::: Page :::

Readers Write: Hearings In public, not public hearings?

The Island Now

Back in October, the Great Neck Villages Officials Association met to discuss the revitalization of the peninsula.

This was certainly a positive step.  Finally, the mayors of the peninsulas’ villages got to hear from Eric Alexander, who champions the “Complete Streets” concept of road design.  Some of us have been championing this for years.  Many of us had already been to a forum hosted by the Great Neck News and Steven Blank, where mayors from around the county and others (including Mr. Alexander) discussed revitalization, and how their villages (Farmingdale, Mineola) have made great progress.

Neither Mayor Bral nor any of the Village of Great Neck trustees found the time or thought it important enough to attend.  (Steven Reiter, of the Great Neck Water Pollution Control District, and Dennis Grossman of the BZA do get props for being there).

::: Collected data :::

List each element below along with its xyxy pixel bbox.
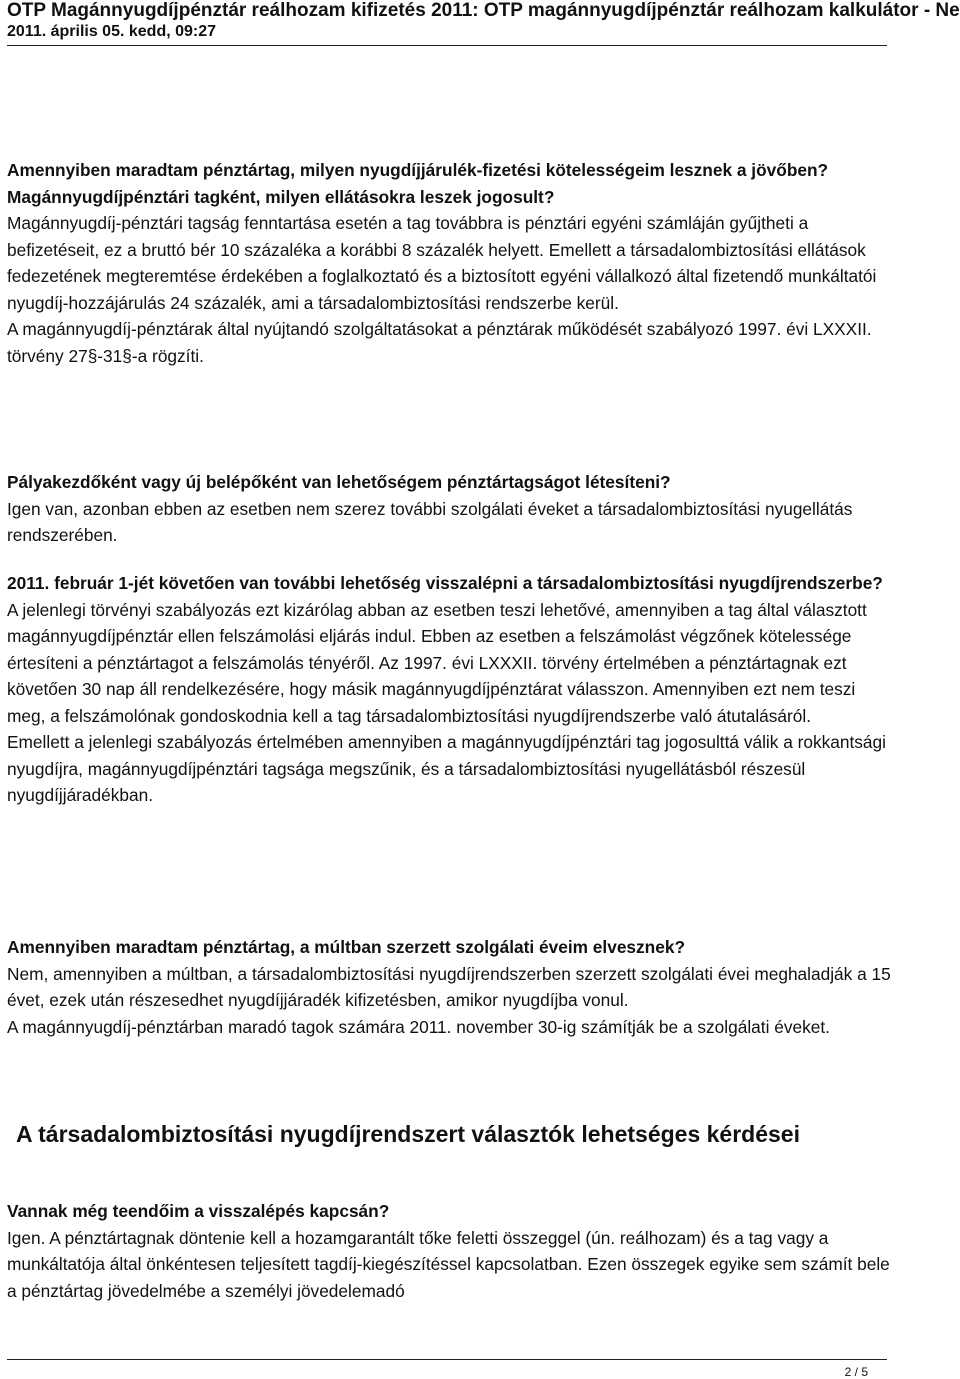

:::

> _Set tasks_:
A - In the Great Neck letter, who champions the "Complete Streets" concept of road design?
B - Please return the part of the Great Neck letter starting with "The Island Now" and going on through "for being there).".
The data is separate material and does not belong to the Great Neck letter.

> _Solutions per task_:
A - Eric Alexander

B -
The Island Now

Back in October, the Great Neck Villages Officials Association met to discuss the revitalization of the peninsula.

This was certainly a positive step.  Finally, the mayors of the peninsulas’ villages got to hear from Eric Alexander, who champions the “Complete Streets” concept of road design.  Some of us have been championing this for years.  Many of us had already been to a forum hosted by the Great Neck News and Steven Blank, where mayors from around the county and others (including Mr. Alexander) discussed revitalization, and how their villages (Farmingdale, Mineola) have made great progress.

Neither Mayor Bral nor any of the Village of Great Neck trustees found the time or thought it important enough to attend.  (Steven Reiter, of the Great Neck Water Pollution Control District, and Dennis Grossman of the BZA do get props for being there).